Exercise requirements: Look through the data below and say how many of its lines contain "JSON", adding nothing else.

Exercise data:

## START

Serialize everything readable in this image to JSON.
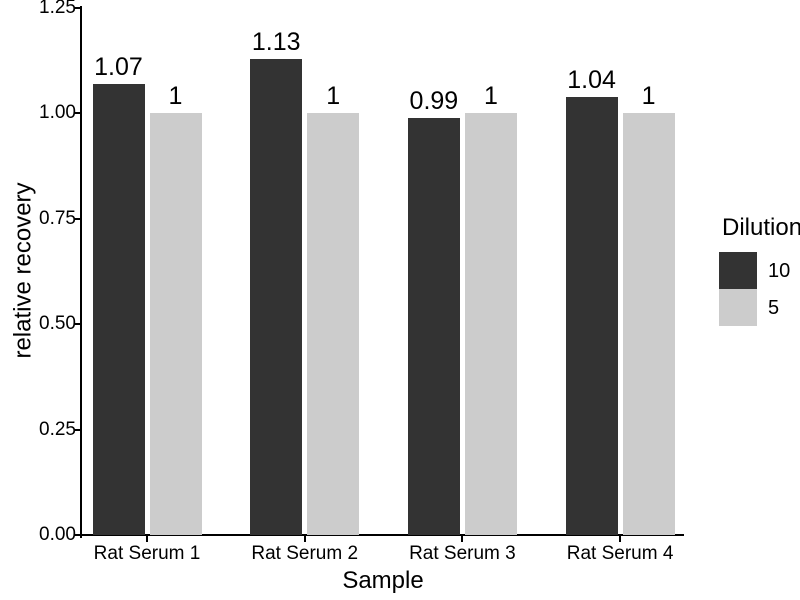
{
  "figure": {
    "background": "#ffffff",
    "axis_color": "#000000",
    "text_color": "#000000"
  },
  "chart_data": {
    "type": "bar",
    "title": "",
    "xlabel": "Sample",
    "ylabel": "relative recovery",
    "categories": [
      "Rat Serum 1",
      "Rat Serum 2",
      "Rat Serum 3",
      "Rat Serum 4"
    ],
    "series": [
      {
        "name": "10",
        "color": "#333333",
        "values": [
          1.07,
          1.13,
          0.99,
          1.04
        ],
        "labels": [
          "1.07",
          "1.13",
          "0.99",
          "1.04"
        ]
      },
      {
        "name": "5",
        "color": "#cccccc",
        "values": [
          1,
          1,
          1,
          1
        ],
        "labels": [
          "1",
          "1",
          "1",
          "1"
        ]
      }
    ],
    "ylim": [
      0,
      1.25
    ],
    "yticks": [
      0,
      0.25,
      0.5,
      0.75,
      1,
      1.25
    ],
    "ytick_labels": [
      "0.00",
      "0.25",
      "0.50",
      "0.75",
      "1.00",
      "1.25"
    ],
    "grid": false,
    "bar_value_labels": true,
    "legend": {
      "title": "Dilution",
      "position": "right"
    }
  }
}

## END
## START

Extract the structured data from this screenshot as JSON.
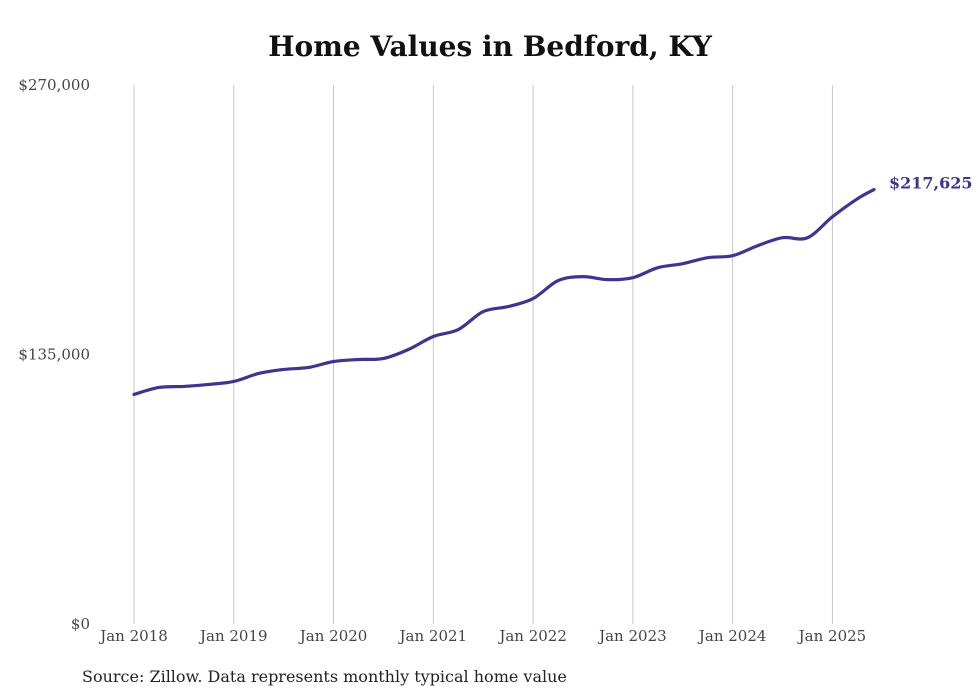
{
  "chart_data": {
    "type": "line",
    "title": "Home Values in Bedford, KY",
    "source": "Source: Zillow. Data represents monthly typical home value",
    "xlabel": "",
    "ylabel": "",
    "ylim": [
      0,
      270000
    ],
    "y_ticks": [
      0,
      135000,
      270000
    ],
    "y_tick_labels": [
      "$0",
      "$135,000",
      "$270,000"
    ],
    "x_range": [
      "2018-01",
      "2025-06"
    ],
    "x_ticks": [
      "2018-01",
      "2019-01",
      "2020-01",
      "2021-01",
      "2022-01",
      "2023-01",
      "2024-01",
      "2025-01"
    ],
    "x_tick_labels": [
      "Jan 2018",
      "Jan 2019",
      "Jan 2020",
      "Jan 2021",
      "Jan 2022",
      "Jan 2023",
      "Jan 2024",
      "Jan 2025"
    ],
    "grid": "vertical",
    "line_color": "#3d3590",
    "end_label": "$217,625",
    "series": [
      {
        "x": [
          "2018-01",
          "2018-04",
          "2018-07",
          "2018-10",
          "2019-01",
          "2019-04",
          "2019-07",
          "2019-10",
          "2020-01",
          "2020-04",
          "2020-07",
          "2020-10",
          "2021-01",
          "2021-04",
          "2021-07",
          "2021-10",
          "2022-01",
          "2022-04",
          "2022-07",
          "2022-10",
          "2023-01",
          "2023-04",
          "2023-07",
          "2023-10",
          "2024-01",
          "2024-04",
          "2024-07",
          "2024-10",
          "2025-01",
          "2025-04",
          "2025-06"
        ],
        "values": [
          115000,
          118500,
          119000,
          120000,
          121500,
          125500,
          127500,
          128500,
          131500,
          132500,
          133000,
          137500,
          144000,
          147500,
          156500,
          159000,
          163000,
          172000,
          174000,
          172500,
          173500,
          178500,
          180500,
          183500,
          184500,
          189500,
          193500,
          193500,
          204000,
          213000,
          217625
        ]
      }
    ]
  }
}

## END

Exercise answer: 2